### Some records
# # #
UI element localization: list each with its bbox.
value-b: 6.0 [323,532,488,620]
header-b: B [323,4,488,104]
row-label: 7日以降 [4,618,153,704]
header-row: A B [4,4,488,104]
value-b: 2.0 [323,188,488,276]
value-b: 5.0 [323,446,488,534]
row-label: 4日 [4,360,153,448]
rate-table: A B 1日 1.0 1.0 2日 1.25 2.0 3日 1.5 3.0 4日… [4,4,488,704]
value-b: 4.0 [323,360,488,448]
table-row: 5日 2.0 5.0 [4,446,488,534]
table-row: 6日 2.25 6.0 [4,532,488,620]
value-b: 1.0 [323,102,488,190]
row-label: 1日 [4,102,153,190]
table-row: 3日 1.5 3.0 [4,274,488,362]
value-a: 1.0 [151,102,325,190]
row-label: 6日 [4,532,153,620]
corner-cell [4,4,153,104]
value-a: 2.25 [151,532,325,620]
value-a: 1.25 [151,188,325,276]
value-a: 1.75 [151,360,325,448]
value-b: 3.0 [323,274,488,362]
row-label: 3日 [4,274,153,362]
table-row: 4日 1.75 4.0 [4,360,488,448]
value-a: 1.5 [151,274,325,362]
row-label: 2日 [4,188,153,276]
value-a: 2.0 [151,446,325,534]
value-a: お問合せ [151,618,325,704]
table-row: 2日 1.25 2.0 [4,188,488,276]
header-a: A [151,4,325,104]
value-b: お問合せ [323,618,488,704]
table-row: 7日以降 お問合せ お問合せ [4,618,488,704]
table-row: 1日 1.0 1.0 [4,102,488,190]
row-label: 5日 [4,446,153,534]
# # #
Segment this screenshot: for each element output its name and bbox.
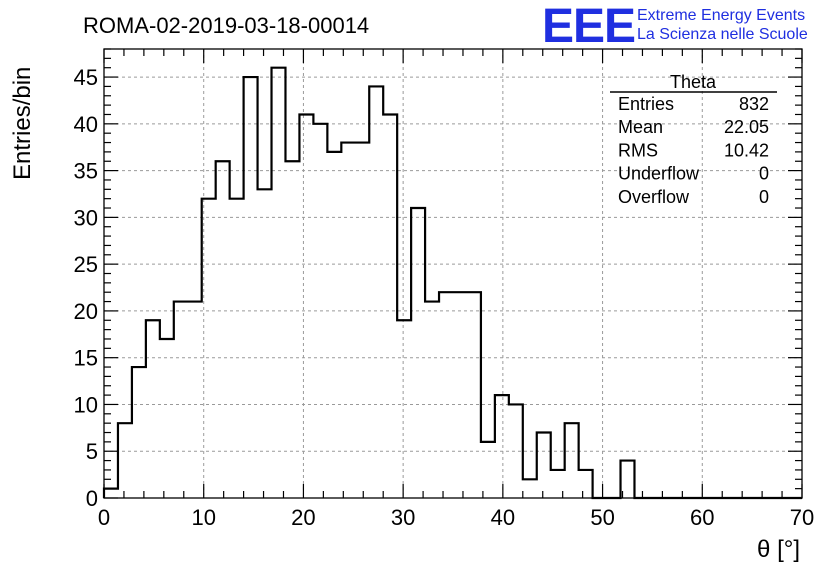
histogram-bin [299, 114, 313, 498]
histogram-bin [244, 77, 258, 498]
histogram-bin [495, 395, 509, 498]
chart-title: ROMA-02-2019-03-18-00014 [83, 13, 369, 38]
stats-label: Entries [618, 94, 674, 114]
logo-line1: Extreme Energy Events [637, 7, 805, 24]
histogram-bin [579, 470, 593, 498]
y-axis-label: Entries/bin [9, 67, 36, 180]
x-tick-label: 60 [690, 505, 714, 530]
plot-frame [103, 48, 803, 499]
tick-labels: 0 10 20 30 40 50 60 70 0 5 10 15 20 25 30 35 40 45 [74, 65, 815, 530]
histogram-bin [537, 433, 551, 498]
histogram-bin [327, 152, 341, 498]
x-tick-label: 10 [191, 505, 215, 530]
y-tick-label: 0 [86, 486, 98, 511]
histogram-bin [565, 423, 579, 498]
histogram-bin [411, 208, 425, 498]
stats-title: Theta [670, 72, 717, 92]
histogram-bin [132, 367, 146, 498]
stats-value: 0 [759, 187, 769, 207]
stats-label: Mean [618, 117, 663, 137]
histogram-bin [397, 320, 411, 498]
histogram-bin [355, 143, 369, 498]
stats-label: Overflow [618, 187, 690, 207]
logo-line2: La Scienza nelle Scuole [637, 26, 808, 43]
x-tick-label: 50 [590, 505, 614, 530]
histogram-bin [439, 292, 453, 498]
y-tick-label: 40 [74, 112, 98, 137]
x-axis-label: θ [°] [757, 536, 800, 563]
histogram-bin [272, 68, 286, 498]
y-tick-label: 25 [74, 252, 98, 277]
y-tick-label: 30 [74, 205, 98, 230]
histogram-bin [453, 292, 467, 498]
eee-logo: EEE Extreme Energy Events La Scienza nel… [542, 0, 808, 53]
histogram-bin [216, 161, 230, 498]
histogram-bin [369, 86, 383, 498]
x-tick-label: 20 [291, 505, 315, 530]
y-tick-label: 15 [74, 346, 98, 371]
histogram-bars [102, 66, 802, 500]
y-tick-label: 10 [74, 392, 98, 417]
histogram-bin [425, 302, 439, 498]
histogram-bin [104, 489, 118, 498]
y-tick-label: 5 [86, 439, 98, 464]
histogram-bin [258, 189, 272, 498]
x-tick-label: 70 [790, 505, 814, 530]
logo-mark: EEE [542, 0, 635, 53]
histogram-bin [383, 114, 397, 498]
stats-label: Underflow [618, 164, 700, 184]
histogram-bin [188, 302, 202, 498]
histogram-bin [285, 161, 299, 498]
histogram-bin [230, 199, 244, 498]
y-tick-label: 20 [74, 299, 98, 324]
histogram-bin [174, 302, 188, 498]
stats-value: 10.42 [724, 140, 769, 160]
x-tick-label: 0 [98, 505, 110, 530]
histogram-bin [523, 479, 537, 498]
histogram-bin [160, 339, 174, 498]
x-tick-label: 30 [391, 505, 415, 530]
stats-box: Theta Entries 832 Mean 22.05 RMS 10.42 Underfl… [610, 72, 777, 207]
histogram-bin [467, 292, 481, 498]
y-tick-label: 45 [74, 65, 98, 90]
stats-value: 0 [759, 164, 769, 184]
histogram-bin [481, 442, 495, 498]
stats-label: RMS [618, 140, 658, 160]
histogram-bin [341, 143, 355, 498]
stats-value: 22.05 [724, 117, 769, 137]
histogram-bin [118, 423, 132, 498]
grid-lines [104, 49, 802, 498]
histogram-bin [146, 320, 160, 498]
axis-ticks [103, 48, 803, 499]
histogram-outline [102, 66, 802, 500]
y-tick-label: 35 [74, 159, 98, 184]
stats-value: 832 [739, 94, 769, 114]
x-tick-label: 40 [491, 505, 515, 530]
# # #
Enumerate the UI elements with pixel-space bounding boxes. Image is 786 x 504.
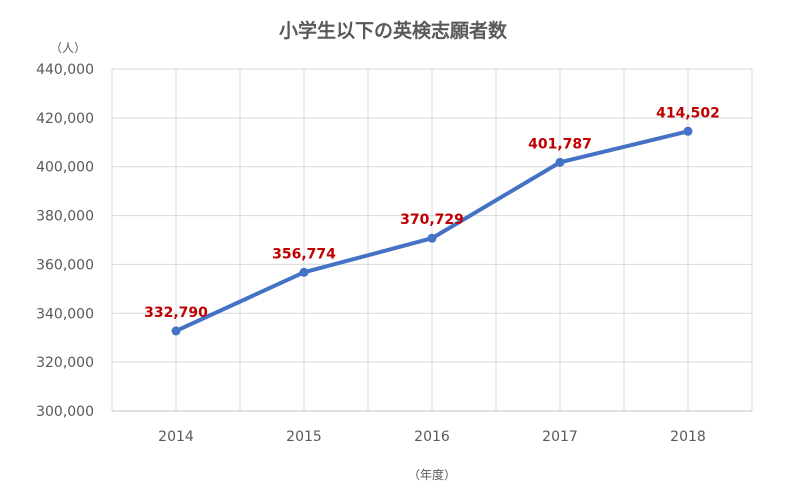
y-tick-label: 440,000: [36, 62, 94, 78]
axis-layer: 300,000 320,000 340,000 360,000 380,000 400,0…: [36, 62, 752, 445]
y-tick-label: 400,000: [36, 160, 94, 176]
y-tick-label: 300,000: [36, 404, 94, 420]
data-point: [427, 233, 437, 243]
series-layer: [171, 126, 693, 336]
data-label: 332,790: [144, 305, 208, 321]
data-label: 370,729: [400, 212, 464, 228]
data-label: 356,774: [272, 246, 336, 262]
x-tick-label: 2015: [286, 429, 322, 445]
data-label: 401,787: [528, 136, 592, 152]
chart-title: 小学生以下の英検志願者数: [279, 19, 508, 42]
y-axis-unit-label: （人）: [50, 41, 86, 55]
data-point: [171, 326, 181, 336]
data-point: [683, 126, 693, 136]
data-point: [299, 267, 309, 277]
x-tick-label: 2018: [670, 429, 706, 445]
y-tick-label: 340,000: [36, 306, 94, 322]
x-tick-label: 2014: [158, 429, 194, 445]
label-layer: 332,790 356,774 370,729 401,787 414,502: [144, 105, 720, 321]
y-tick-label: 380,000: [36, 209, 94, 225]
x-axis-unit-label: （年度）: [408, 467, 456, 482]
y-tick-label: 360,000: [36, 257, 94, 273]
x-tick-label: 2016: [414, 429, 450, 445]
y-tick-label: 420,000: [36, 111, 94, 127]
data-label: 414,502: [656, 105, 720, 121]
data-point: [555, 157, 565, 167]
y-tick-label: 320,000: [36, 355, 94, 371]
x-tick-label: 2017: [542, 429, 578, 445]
# # #
### DIRECTION
Rewrite the rows above as a numbered list, starting at the line that contains "UI element localization: list" and ending at the line that contains "value-a: 1.0 [151,102,325,190]", with both of those lines included. Leave out any blank lines.

### FINISHED ANSWER
1. UI element localization: list each with its bbox.
2. value-b: 6.0 [323,532,488,620]
3. header-b: B [323,4,488,104]
4. row-label: 7日以降 [4,618,153,704]
5. header-row: A B [4,4,488,104]
6. value-b: 2.0 [323,188,488,276]
7. value-b: 5.0 [323,446,488,534]
8. row-label: 4日 [4,360,153,448]
9. rate-table: A B 1日 1.0 1.0 2日 1.25 2.0 3日 1.5 3.0 4日… [4,4,488,704]
10. value-b: 4.0 [323,360,488,448]
11. table-row: 5日 2.0 5.0 [4,446,488,534]
12. table-row: 6日 2.25 6.0 [4,532,488,620]
13. value-b: 1.0 [323,102,488,190]
14. row-label: 1日 [4,102,153,190]
15. table-row: 3日 1.5 3.0 [4,274,488,362]
16. value-a: 1.0 [151,102,325,190]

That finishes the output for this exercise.